-- Start Information shown --
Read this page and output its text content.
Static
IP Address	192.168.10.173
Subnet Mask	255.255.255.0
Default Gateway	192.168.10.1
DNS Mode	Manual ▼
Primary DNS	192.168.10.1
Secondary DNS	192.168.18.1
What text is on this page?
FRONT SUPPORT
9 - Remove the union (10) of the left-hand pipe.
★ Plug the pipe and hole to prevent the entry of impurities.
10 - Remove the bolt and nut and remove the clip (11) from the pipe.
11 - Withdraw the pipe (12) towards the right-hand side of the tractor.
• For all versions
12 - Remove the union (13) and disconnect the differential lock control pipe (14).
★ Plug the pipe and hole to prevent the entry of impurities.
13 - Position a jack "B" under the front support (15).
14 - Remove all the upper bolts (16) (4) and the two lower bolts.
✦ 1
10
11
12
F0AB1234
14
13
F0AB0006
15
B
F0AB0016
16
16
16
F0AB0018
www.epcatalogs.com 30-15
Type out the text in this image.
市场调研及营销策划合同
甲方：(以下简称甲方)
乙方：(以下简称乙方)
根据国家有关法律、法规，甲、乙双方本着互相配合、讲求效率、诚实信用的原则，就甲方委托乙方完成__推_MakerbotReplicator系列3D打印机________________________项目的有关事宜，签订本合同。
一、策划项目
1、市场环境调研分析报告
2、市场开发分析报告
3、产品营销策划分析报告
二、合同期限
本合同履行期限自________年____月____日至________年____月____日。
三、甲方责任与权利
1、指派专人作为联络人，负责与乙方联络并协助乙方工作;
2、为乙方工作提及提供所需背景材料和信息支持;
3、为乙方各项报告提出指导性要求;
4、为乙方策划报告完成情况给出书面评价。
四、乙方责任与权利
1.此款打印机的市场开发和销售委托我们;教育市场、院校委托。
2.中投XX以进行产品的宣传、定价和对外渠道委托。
-- End Information shown --
Task brief ▸
Retype every record above exactly as written.

Solution to this exercise ▸
Read this page and output its text content.
Static
IP Address	192.168.10.173
Subnet Mask	255.255.255.0
Default Gateway	192.168.10.1
DNS Mode	Manual ▼
Primary DNS	192.168.10.1
Secondary DNS	192.168.18.1
What text is on this page?
FRONT SUPPORT
9 - Remove the union (10) of the left-hand pipe.
★ Plug the pipe and hole to prevent the entry of impurities.
10 - Remove the bolt and nut and remove the clip (11) from the pipe.
11 - Withdraw the pipe (12) towards the right-hand side of the tractor.
• For all versions
12 - Remove the union (13) and disconnect the differential lock control pipe (14).
★ Plug the pipe and hole to prevent the entry of impurities.
13 - Position a jack "B" under the front support (15).
14 - Remove all the upper bolts (16) (4) and the two lower bolts.
✦ 1
10
11
12
F0AB1234
14
13
F0AB0006
15
B
F0AB0016
16
16
16
F0AB0018
www.epcatalogs.com 30-15
Type out the text in this image.
市场调研及营销策划合同
甲方：(以下简称甲方)
乙方：(以下简称乙方)
根据国家有关法律、法规，甲、乙双方本着互相配合、讲求效率、诚实信用的原则，就甲方委托乙方完成__推_MakerbotReplicator系列3D打印机________________________项目的有关事宜，签订本合同。
一、策划项目
1、市场环境调研分析报告
2、市场开发分析报告
3、产品营销策划分析报告
二、合同期限
本合同履行期限自________年____月____日至________年____月____日。
三、甲方责任与权利
1、指派专人作为联络人，负责与乙方联络并协助乙方工作;
2、为乙方工作提及提供所需背景材料和信息支持;
3、为乙方各项报告提出指导性要求;
4、为乙方策划报告完成情况给出书面评价。
四、乙方责任与权利
1.此款打印机的市场开发和销售委托我们;教育市场、院校委托。
2.中投XX以进行产品的宣传、定价和对外渠道委托。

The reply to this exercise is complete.